Instruction: From the material below, list every line containing "حديث".

+++ Supplied information

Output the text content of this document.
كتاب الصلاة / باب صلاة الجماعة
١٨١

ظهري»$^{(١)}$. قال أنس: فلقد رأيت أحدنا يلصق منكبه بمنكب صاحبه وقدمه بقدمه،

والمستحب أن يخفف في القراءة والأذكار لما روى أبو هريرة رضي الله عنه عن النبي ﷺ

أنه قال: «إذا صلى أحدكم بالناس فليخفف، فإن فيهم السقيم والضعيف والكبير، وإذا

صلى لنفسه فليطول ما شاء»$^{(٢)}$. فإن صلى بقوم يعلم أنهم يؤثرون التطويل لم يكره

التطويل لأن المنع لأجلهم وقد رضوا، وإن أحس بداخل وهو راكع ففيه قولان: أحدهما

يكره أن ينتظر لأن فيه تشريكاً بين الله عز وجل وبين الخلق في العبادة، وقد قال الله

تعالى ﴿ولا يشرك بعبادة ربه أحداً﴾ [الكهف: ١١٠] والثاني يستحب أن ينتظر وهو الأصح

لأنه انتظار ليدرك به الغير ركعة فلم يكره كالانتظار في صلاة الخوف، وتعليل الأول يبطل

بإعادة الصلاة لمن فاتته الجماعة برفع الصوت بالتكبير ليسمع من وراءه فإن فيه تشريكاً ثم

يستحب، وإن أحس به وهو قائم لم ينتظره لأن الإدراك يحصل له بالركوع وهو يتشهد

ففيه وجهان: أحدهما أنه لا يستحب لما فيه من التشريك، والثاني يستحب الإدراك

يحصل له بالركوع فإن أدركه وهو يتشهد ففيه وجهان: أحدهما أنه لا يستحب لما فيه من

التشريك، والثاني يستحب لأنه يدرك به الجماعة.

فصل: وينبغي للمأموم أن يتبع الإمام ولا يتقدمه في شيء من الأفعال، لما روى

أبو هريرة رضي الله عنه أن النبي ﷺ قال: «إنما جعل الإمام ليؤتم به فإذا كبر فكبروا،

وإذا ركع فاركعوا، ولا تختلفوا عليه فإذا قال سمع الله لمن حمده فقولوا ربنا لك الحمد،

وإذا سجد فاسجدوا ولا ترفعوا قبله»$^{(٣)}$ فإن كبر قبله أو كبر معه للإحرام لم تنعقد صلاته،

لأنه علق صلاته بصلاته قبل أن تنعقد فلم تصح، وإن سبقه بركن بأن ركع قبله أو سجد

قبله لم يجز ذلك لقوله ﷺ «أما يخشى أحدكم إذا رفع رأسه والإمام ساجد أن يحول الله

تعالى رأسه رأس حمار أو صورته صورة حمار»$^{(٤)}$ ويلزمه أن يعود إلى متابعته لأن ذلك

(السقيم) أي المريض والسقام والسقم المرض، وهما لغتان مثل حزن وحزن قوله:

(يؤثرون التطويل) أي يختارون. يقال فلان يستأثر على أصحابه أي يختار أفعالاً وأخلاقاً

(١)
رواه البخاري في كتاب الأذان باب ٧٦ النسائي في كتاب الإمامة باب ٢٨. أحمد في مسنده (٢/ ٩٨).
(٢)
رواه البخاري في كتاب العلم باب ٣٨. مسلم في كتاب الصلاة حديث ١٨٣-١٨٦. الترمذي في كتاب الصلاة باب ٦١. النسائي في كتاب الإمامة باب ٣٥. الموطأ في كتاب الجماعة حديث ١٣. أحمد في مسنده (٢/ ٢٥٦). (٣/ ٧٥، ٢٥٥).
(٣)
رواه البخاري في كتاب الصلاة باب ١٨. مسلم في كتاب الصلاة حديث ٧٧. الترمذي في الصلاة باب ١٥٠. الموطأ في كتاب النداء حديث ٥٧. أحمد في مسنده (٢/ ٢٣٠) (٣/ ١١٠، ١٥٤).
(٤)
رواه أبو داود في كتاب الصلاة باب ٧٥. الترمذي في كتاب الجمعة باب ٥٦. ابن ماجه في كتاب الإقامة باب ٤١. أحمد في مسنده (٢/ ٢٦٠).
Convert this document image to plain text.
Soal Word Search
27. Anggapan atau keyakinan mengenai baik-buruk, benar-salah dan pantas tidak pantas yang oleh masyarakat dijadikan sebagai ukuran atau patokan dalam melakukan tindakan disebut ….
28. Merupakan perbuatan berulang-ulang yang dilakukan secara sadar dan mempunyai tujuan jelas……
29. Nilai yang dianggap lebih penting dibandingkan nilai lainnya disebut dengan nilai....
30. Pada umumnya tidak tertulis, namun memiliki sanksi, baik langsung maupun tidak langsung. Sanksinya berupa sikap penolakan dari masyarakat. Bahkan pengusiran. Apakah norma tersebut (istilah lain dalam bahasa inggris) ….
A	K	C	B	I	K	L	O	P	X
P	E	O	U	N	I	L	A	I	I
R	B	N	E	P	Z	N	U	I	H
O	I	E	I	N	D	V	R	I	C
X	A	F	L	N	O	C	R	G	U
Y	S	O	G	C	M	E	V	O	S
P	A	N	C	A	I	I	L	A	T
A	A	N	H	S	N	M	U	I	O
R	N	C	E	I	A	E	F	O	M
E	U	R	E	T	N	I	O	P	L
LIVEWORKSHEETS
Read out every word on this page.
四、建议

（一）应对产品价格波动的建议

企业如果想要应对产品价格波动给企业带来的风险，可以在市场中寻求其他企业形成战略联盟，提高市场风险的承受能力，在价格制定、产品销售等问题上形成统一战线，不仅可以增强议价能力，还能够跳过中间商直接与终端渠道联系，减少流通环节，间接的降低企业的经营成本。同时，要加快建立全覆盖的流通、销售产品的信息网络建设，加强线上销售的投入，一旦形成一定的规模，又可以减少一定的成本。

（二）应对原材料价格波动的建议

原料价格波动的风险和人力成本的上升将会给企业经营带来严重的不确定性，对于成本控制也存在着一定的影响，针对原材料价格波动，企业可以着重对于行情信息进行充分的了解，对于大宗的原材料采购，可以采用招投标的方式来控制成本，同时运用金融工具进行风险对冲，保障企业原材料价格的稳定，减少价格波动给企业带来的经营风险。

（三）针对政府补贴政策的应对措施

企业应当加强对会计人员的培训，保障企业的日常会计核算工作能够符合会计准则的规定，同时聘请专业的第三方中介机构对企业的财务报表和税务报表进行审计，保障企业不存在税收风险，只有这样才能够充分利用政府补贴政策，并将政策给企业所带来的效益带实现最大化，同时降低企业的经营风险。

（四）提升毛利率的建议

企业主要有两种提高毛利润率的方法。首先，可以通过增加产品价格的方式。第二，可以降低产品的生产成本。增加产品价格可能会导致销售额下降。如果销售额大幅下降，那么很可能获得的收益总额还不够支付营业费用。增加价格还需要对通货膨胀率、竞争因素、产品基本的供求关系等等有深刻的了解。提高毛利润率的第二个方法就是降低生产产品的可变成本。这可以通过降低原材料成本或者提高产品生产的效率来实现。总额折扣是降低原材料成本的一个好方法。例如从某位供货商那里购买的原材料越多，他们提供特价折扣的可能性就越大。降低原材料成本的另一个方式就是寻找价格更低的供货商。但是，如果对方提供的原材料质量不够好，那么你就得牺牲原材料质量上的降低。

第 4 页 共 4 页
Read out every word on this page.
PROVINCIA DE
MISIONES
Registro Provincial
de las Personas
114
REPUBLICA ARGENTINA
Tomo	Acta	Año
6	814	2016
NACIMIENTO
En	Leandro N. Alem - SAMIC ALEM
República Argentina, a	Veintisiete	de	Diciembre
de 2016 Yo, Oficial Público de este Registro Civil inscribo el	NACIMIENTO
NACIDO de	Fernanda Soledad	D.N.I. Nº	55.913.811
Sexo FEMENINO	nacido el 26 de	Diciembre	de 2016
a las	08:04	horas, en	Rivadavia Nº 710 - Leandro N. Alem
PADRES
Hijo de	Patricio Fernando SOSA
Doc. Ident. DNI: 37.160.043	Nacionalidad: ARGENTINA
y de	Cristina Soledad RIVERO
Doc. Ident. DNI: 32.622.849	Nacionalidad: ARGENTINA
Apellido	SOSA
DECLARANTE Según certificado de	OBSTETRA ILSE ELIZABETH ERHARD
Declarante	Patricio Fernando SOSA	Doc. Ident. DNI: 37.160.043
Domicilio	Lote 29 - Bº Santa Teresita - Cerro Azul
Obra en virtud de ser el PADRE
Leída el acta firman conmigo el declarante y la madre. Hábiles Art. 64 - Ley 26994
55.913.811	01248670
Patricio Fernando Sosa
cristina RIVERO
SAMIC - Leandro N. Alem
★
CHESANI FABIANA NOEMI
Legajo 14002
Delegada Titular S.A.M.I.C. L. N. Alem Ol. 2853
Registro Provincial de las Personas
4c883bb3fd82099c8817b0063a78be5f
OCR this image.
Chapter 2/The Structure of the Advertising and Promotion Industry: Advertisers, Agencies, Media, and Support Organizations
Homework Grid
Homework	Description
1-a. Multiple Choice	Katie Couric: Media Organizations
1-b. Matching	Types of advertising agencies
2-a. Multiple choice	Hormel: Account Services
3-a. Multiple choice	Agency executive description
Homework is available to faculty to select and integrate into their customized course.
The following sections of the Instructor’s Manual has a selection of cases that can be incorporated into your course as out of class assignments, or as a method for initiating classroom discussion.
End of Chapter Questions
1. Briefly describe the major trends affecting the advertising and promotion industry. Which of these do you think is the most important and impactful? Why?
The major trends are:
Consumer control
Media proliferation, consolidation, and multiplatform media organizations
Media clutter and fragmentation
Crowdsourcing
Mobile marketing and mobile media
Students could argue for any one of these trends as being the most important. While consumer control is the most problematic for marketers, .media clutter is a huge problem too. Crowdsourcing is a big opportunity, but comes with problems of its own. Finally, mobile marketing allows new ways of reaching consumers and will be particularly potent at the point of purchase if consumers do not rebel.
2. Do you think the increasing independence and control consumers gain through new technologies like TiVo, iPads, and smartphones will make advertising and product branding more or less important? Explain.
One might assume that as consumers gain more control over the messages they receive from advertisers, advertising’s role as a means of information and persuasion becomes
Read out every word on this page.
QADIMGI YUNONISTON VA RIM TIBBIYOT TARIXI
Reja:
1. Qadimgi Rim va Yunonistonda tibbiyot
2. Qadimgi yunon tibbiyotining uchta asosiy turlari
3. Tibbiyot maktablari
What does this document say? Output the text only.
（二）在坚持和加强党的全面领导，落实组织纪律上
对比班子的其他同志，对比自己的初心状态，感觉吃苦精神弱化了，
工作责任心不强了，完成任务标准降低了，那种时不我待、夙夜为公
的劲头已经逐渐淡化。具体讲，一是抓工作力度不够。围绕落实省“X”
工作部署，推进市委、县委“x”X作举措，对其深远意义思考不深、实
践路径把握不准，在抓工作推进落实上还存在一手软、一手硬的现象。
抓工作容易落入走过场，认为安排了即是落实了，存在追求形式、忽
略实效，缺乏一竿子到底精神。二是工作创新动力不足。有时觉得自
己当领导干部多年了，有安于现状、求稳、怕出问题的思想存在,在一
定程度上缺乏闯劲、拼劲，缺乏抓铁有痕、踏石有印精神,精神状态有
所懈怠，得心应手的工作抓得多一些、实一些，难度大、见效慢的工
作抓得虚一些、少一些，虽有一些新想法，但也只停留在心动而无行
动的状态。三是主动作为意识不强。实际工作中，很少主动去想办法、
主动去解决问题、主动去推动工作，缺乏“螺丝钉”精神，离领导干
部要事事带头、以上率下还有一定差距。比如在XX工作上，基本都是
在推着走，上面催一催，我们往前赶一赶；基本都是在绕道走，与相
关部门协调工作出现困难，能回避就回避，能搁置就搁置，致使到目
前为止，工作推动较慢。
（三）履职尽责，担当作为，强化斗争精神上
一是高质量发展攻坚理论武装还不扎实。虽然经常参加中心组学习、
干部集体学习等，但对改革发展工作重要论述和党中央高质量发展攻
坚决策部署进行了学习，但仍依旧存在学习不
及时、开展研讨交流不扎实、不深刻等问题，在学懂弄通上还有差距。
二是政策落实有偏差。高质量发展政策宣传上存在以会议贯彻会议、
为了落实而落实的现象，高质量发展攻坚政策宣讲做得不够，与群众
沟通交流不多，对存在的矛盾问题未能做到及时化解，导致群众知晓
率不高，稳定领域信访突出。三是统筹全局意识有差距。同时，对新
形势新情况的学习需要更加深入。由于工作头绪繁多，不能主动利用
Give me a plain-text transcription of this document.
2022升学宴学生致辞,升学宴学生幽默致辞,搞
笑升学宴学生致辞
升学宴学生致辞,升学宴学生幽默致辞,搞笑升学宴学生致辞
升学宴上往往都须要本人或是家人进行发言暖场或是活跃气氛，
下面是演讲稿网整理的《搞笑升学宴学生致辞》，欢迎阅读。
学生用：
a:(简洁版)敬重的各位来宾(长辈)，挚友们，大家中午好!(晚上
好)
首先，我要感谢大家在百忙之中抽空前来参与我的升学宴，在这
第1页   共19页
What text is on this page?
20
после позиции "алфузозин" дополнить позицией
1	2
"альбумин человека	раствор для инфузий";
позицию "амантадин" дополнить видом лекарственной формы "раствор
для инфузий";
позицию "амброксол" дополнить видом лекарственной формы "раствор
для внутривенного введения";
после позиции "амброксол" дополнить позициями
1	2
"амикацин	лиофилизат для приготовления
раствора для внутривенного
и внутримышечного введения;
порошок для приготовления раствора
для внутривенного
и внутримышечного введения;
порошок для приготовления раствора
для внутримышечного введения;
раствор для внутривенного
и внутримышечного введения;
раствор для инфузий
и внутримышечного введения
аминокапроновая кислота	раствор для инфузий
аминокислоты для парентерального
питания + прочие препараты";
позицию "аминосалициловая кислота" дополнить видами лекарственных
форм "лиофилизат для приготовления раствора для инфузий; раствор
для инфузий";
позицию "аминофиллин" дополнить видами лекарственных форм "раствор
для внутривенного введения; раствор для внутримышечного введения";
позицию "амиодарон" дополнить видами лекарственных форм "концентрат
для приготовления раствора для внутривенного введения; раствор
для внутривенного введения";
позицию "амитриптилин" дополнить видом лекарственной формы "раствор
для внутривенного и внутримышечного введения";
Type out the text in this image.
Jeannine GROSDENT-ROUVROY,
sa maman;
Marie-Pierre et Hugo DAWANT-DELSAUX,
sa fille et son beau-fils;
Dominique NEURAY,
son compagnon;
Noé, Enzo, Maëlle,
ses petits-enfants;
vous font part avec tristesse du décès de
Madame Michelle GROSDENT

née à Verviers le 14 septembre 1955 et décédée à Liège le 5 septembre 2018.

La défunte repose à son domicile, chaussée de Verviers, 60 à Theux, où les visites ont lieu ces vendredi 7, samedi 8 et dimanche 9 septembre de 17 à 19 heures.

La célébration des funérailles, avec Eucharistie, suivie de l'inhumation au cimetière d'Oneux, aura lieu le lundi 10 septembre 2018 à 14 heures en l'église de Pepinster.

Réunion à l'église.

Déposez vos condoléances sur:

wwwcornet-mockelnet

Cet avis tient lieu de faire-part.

++++++

Complete output:
رواه البخاري في كتاب العلم باب ٣٨. مسلم في كتاب الصلاة حديث ١٨٣-١٨٦. الترمذي في كتاب الصلاة باب ٦١. النسائي في كتاب الإمامة باب ٣٥. الموطأ في كتاب الجماعة حديث ١٣. أحمد في مسنده (٢/ ٢٥٦). (٣/ ٧٥، ٢٥٥).
رواه البخاري في كتاب الصلاة باب ١٨. مسلم في كتاب الصلاة حديث ٧٧. الترمذي في الصلاة باب ١٥٠. الموطأ في كتاب النداء حديث ٥٧. أحمد في مسنده (٢/ ٢٣٠) (٣/ ١١٠، ١٥٤).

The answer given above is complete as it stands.